=== Working data ===
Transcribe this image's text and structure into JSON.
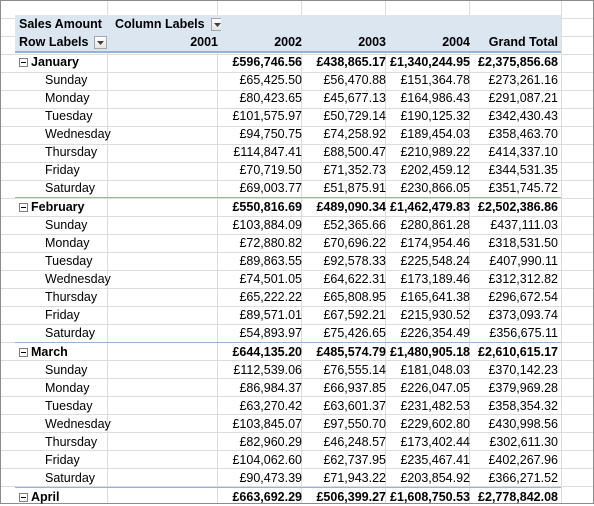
{
  "pivot": {
    "data_field": "Sales Amount",
    "column_labels": "Column Labels",
    "row_labels": "Row Labels",
    "year_headers": [
      "2001",
      "2002",
      "2003",
      "2004"
    ],
    "grand_total_header": "Grand Total",
    "months": [
      {
        "name": "January",
        "totals": [
          "",
          "£596,746.56",
          "£438,865.17",
          "£1,340,244.95",
          "£2,375,856.68"
        ],
        "days": [
          {
            "name": "Sunday",
            "values": [
              "",
              "£65,425.50",
              "£56,470.88",
              "£151,364.78",
              "£273,261.16"
            ]
          },
          {
            "name": "Monday",
            "values": [
              "",
              "£80,423.65",
              "£45,677.13",
              "£164,986.43",
              "£291,087.21"
            ]
          },
          {
            "name": "Tuesday",
            "values": [
              "",
              "£101,575.97",
              "£50,729.14",
              "£190,125.32",
              "£342,430.43"
            ]
          },
          {
            "name": "Wednesday",
            "values": [
              "",
              "£94,750.75",
              "£74,258.92",
              "£189,454.03",
              "£358,463.70"
            ]
          },
          {
            "name": "Thursday",
            "values": [
              "",
              "£114,847.41",
              "£88,500.47",
              "£210,989.22",
              "£414,337.10"
            ]
          },
          {
            "name": "Friday",
            "values": [
              "",
              "£70,719.50",
              "£71,352.73",
              "£202,459.12",
              "£344,531.35"
            ]
          },
          {
            "name": "Saturday",
            "values": [
              "",
              "£69,003.77",
              "£51,875.91",
              "£230,866.05",
              "£351,745.72"
            ]
          }
        ]
      },
      {
        "name": "February",
        "totals": [
          "",
          "£550,816.69",
          "£489,090.34",
          "£1,462,479.83",
          "£2,502,386.86"
        ],
        "days": [
          {
            "name": "Sunday",
            "values": [
              "",
              "£103,884.09",
              "£52,365.66",
              "£280,861.28",
              "£437,111.03"
            ]
          },
          {
            "name": "Monday",
            "values": [
              "",
              "£72,880.82",
              "£70,696.22",
              "£174,954.46",
              "£318,531.50"
            ]
          },
          {
            "name": "Tuesday",
            "values": [
              "",
              "£89,863.55",
              "£92,578.33",
              "£225,548.24",
              "£407,990.11"
            ]
          },
          {
            "name": "Wednesday",
            "values": [
              "",
              "£74,501.05",
              "£64,622.31",
              "£173,189.46",
              "£312,312.82"
            ]
          },
          {
            "name": "Thursday",
            "values": [
              "",
              "£65,222.22",
              "£65,808.95",
              "£165,641.38",
              "£296,672.54"
            ]
          },
          {
            "name": "Friday",
            "values": [
              "",
              "£89,571.01",
              "£67,592.21",
              "£215,930.52",
              "£373,093.74"
            ]
          },
          {
            "name": "Saturday",
            "values": [
              "",
              "£54,893.97",
              "£75,426.65",
              "£226,354.49",
              "£356,675.11"
            ]
          }
        ]
      },
      {
        "name": "March",
        "totals": [
          "",
          "£644,135.20",
          "£485,574.79",
          "£1,480,905.18",
          "£2,610,615.17"
        ],
        "days": [
          {
            "name": "Sunday",
            "values": [
              "",
              "£112,539.06",
              "£76,555.14",
              "£181,048.03",
              "£370,142.23"
            ]
          },
          {
            "name": "Monday",
            "values": [
              "",
              "£86,984.37",
              "£66,937.85",
              "£226,047.05",
              "£379,969.28"
            ]
          },
          {
            "name": "Tuesday",
            "values": [
              "",
              "£63,270.42",
              "£63,601.37",
              "£231,482.53",
              "£358,354.32"
            ]
          },
          {
            "name": "Wednesday",
            "values": [
              "",
              "£103,845.07",
              "£97,550.70",
              "£229,602.80",
              "£430,998.56"
            ]
          },
          {
            "name": "Thursday",
            "values": [
              "",
              "£82,960.29",
              "£46,248.57",
              "£173,402.44",
              "£302,611.30"
            ]
          },
          {
            "name": "Friday",
            "values": [
              "",
              "£104,062.60",
              "£62,737.95",
              "£235,467.41",
              "£402,267.96"
            ]
          },
          {
            "name": "Saturday",
            "values": [
              "",
              "£90,473.39",
              "£71,943.22",
              "£203,854.92",
              "£366,271.52"
            ]
          }
        ]
      },
      {
        "name": "April",
        "totals": [
          "",
          "£663,692.29",
          "£506,399.27",
          "£1,608,750.53",
          "£2,778,842.08"
        ],
        "days": []
      }
    ]
  },
  "colors": {
    "header_fill": "#dce6f1",
    "header_border": "#95b3d7",
    "gridline": "#dadcdd"
  }
}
===
_What to produce_
Using the listing above, list every line in which the string "Labels" occurs.

_Problem solution_
    "column_labels": "Column Labels",
    "row_labels": "Row Labels",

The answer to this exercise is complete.